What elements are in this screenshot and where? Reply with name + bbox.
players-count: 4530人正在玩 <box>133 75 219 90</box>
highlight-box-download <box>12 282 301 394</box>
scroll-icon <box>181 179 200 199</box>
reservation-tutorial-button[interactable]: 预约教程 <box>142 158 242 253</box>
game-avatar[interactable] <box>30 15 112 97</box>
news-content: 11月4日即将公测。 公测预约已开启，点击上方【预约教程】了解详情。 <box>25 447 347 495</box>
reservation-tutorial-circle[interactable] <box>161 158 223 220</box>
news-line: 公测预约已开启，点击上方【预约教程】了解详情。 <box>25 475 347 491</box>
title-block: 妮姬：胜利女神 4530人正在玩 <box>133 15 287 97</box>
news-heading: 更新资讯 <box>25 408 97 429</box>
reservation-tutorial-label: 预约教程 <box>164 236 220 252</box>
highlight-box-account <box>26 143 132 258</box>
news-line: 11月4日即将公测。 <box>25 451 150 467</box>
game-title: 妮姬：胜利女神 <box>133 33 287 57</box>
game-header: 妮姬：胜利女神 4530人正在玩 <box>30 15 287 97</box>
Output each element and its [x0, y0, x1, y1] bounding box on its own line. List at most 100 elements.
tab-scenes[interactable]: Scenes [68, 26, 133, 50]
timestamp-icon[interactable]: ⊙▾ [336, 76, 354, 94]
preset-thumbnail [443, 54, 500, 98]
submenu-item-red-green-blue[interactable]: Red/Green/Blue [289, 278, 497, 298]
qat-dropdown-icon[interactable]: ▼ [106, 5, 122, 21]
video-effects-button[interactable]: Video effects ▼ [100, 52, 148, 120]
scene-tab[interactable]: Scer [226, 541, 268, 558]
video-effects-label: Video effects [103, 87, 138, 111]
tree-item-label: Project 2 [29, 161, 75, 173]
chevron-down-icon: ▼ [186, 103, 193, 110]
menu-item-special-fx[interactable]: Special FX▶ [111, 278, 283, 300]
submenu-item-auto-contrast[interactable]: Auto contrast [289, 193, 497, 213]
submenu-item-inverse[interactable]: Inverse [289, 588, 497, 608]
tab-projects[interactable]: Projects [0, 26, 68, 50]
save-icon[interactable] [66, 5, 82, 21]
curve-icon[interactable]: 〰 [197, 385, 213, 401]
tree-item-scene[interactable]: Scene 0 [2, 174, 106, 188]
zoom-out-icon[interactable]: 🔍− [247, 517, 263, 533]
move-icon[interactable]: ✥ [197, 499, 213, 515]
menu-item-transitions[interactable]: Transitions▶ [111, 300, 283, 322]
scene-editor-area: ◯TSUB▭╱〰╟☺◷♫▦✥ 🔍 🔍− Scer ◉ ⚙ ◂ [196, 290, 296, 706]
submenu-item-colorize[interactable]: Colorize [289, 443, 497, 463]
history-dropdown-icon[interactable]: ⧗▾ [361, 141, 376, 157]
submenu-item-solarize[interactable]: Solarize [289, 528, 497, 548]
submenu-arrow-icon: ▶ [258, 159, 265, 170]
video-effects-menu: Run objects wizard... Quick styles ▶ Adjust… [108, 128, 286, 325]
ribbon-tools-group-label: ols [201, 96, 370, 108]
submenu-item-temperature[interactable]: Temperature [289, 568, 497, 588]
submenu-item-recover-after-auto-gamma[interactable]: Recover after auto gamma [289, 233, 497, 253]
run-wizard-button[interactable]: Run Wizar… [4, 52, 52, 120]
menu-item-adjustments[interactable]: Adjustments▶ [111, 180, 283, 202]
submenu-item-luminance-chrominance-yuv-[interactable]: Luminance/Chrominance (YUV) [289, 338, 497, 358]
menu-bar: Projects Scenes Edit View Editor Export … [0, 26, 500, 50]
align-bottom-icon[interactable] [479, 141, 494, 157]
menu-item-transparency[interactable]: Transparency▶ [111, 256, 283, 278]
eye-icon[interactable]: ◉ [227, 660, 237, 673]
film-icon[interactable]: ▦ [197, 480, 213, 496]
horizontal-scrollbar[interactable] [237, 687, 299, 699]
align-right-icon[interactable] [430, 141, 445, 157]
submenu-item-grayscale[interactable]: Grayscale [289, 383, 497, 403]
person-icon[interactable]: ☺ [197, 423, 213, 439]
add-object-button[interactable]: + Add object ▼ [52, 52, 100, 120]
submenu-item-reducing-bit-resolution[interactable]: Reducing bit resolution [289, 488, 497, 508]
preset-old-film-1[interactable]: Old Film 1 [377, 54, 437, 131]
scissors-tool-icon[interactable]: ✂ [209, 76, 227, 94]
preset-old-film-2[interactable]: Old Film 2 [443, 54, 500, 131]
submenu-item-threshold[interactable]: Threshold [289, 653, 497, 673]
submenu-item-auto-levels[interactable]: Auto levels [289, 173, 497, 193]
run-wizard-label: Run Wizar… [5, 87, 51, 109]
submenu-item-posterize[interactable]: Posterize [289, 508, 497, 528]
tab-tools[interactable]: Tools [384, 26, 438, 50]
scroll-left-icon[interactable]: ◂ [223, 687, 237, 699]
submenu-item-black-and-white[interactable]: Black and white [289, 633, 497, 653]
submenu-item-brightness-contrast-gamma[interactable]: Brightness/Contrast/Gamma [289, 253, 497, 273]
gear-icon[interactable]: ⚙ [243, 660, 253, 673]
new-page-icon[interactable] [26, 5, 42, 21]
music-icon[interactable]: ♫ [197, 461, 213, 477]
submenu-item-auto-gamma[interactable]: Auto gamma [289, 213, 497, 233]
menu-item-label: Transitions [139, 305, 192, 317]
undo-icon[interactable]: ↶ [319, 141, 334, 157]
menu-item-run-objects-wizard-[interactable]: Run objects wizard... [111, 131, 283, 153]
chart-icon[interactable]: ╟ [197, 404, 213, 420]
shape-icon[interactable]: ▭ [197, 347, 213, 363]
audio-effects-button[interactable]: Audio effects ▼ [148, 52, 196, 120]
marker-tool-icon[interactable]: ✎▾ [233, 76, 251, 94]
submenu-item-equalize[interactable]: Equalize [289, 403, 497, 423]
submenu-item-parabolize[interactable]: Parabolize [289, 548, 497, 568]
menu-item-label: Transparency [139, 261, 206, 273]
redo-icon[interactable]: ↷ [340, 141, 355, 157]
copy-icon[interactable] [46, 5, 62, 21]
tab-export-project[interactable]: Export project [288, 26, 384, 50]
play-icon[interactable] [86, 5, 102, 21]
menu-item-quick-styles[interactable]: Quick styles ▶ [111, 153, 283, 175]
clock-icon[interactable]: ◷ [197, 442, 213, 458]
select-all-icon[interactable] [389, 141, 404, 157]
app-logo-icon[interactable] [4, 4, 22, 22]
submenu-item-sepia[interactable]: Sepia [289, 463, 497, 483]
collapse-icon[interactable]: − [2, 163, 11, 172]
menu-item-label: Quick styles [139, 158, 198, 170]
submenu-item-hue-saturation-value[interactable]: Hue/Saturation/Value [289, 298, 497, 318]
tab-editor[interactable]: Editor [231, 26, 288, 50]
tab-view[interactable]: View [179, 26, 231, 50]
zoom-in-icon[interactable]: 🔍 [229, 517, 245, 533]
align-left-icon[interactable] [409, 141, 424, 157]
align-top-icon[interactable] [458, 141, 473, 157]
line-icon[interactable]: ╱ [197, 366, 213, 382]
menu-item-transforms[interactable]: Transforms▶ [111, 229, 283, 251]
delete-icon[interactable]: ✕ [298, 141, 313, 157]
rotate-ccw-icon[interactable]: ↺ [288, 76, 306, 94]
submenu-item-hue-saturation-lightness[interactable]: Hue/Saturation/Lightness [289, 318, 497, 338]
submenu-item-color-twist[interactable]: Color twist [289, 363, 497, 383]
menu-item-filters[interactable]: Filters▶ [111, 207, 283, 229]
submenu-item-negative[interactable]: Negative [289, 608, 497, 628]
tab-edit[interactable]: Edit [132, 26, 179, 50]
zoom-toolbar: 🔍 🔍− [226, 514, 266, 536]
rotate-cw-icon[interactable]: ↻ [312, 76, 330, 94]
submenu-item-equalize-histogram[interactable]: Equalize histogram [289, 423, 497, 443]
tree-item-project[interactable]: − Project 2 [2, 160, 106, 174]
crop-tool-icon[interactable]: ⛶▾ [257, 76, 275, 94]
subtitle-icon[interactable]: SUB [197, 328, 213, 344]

[과제 안내]: 위의 줄 가운데 "预约教程" 문자열이 들어 있는 줄을 세어 그 개수만 답하십시오. 대소문자는 구분합니다.

[과제 결과]: 4